▶ **Document segment**
---+---
We estimate three models: (i) using only sales taxes as the instrument, (ii) using only the cigarette-specific tax as the instrument, and (iii) using both sales tax and cigarette tax as the instruments.

# Model 1: Instrument = salestaxdiff
model1 <- ivreg(
    packdiff ~ incomediff + pricediff | incomediff + salestaxdiff,
    data = diffData
)

# Model 2: Instrument = cigtaxdiff
model2 <- ivreg(
    packdiff ~ incomediff + pricediff | incomediff + cigtaxdiff,
    data = diffData
)

# Model 3: Instruments = salestaxdiff + cigtaxdiff
model3 <- ivreg(
    packdiff ~ incomediff + pricediff | incomediff + salestaxdiff + cigtaxdiff,
    data = diffData
)

The estimation results are shown in Table 21.6. The TSLS estimates for \(\beta_1\) are -0.938, -1.343, and -1.202 for models 1, 2, and 3, respectively. All estimates are statistically significant at the 5% level. The reliability of these coefficient estimates depends on the validity of the instruments. In the next section, we examine the validity of the instruments.

# Display results
modelsummary(
    models = list("Model 1" = model1, "Model 2" = model2, "Model 3" = model3),
    vcov = "HC1",
    stars = TRUE,
    fmt = 3,
    gof_omit = "AIC|BIC|Log.Lik"
)

Table 21.6: Estimation results for the cigarette demand model using changes data

	Model 1	Model 2	Model 3
(Intercept)	-0.118+	-0.017	-0.052
	(0.068)	(0.067)	(0.062)
incomediff	0.526	0.428	0.462
	(0.339)	(0.299)	(0.309)
pricediff	-0.938***	-1.343***	-1.202***
	(0.208)	(0.229)	(0.197)
Num.Obs.	48	48	48
R2	0.550	0.520	0.547
R2 Adj.	0.530	0.498	0.526
RMSE	0.09	0.09	0.09
Std.Errors	HC1	HC1	HC1
+ p < 0.1, * p < 0.05, p < 0.01, * p < 0.001

21.5.3 Checking instrument validity

The relevance of the instruments can be checked using the F-statistic from the first stage regressions. The code chunk below shows how to compute the F-statistics for the first stage regressions.

# First-stage regressions
f1 <- lm(pricediff ~ salestaxdiff + incomediff, data = diffData)
f2 <- lm(pricediff ~ cigtaxdiff + incomediff, data = diffData)
f3 <- lm(pricediff ~ salestaxdiff + cigtaxdiff + incomediff, data = diffData)

# F-tests
# F-tests
f1_fstat <- linearHypothesis(f1, "salestaxdiff = 0",
    vcov = vcovHC,
    type = "HC1"
)
---+---
▶ **Tasks to complete**
A: Copy the cigarette demand excerpt from "The estimation results" to "examine the validity of the instruments.".
B: Translate this sentence from the cigarette demand excerpt into Spanish: "The reliability of these coefficient estimates depends on the validity of the instruments."

Element boundary records
---+---
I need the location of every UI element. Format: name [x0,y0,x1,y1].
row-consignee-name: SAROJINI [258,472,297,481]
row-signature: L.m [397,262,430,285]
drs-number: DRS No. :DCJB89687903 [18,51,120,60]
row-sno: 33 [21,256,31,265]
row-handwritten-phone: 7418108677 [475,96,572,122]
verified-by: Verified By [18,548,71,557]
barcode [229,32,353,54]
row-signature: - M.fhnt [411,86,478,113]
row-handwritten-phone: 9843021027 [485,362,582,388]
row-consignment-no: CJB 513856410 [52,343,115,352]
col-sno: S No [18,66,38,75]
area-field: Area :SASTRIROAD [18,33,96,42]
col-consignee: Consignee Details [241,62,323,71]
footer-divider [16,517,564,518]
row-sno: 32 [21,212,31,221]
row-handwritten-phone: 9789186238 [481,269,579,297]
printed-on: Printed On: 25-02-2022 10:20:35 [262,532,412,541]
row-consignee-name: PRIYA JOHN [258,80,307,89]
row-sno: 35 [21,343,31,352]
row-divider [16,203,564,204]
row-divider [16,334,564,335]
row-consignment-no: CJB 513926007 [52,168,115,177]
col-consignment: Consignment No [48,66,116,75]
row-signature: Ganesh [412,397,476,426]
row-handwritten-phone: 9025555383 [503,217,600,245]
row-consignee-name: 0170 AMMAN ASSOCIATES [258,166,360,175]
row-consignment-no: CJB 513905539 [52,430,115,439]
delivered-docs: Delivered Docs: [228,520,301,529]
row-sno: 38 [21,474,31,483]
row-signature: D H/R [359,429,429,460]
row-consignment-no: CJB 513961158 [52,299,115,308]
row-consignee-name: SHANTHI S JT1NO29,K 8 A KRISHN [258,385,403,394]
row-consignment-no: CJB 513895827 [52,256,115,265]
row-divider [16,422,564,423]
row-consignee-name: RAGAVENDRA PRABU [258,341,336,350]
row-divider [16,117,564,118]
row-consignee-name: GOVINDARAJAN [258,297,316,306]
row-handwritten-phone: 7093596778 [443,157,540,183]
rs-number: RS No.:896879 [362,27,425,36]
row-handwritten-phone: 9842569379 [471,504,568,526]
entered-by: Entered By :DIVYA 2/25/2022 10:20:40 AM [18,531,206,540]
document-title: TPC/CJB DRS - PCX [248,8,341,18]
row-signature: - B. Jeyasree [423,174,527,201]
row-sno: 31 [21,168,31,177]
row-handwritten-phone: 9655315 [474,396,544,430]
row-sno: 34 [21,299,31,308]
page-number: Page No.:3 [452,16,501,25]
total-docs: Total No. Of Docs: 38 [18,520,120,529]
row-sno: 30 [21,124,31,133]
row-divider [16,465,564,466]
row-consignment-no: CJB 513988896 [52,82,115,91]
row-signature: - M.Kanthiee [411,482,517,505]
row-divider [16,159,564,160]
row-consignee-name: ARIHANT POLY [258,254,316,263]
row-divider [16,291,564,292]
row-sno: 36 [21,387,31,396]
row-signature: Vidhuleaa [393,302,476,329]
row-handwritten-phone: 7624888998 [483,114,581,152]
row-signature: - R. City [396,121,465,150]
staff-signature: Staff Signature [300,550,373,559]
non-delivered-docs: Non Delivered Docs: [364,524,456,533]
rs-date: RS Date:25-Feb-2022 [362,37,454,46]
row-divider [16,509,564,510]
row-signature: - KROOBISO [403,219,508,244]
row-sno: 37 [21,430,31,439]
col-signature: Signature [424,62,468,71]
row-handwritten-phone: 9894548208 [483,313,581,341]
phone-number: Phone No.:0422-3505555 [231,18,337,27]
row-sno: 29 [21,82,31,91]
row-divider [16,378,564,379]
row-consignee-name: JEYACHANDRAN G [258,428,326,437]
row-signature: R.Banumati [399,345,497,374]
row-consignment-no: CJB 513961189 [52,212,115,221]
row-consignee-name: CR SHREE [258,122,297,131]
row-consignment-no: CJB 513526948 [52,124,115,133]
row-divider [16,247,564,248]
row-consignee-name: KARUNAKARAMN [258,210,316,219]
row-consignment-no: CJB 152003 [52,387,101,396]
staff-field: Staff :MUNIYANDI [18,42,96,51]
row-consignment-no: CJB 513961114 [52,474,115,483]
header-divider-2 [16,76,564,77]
---+---
▶ **Worked answers**
A:
The estimation results are shown in Table 21.6. The TSLS estimates for \(\beta_1\) are -0.938, -1.343, and -1.202 for models 1, 2, and 3, respectively. All estimates are statistically significant at the 5% level. The reliability of these coefficient estimates depends on the validity of the instruments. In the next section, we examine the validity of the instruments.

B: La fiabilidad de estas estimaciones de los coeficientes depende de la validez de los instrumentos.